╭──

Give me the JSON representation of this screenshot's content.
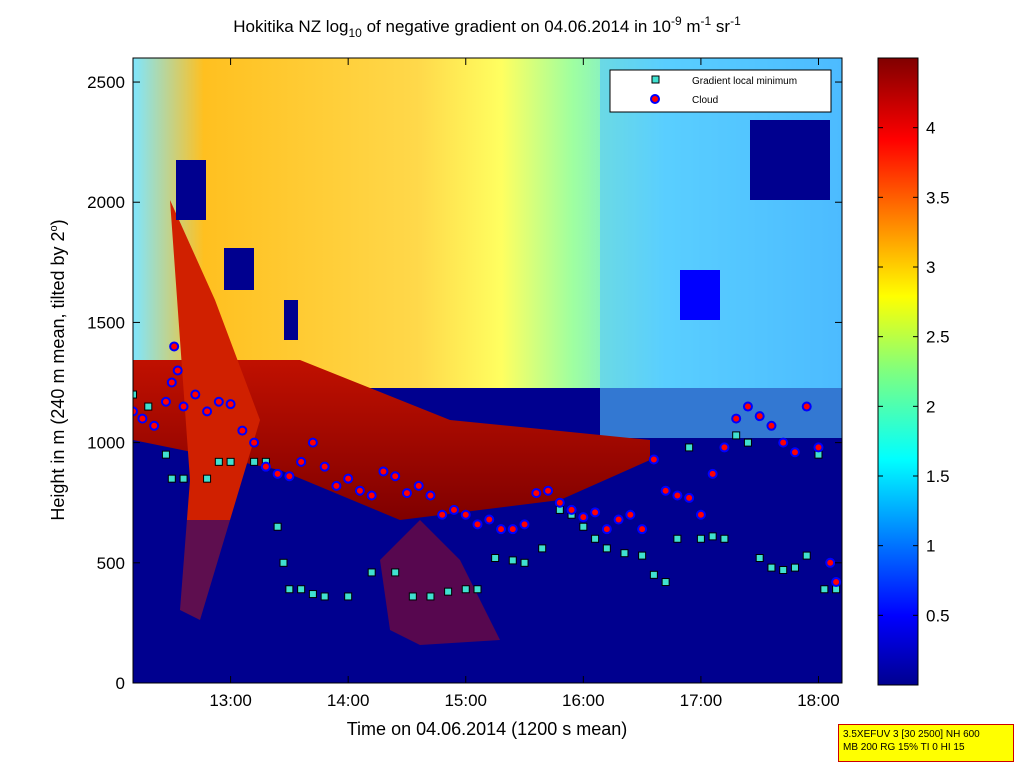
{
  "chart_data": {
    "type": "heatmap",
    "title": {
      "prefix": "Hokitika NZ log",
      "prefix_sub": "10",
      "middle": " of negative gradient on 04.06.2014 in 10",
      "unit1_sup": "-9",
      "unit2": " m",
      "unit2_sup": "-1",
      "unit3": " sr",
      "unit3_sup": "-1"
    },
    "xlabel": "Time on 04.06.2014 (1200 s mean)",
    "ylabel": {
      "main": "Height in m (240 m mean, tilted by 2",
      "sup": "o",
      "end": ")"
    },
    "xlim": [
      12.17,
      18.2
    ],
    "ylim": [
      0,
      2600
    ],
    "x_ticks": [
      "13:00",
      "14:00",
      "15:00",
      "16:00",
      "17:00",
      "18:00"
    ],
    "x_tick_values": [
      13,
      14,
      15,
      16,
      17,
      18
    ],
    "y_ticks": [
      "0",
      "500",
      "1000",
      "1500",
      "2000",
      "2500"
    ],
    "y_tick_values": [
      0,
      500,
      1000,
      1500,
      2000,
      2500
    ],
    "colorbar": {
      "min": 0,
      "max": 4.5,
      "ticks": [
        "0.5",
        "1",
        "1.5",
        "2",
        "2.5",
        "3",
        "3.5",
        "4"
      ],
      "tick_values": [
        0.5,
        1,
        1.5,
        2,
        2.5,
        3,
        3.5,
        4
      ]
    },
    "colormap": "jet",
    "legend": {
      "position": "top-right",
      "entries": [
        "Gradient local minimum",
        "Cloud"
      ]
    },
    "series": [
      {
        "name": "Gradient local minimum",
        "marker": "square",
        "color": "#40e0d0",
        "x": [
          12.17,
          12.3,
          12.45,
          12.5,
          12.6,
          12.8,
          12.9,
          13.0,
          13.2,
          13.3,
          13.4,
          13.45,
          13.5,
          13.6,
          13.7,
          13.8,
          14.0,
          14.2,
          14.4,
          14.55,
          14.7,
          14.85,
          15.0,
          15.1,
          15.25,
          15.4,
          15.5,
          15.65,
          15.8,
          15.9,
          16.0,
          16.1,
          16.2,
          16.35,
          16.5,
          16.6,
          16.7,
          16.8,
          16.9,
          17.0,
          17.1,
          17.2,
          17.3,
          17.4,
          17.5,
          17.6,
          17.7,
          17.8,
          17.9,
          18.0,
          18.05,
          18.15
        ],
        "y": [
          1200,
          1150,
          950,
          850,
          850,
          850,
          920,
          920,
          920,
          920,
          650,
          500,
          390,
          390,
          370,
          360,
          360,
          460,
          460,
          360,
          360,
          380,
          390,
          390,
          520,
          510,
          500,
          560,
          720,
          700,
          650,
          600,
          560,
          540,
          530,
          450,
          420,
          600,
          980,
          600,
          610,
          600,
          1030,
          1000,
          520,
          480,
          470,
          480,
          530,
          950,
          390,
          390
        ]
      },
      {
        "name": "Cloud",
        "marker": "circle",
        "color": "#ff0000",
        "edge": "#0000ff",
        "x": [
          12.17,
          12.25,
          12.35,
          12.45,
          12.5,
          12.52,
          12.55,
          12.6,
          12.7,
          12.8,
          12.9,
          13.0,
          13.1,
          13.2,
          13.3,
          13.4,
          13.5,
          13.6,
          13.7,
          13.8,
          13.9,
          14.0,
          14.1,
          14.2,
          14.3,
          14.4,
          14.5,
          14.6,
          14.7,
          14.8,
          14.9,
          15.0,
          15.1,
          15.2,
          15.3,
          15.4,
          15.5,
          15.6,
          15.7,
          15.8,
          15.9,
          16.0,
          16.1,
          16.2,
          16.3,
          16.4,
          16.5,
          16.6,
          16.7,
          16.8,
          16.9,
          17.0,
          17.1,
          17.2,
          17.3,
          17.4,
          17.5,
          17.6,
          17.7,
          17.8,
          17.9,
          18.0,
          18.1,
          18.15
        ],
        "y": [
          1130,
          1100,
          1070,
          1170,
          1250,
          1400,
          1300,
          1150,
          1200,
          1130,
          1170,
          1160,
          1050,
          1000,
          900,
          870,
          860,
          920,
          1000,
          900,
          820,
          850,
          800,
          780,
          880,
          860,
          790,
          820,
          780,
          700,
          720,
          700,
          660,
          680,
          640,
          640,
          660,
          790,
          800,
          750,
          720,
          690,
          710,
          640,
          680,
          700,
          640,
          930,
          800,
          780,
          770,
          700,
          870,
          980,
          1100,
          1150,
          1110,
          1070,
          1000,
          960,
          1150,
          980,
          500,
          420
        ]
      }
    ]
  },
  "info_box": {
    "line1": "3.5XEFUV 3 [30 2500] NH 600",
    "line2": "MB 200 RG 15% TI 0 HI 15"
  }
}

╰──

● **Task brief**
Write out each line of the data that holds the string "local".

● **Reply**
        "Gradient local minimum",
        "name": "Gradient local minimum",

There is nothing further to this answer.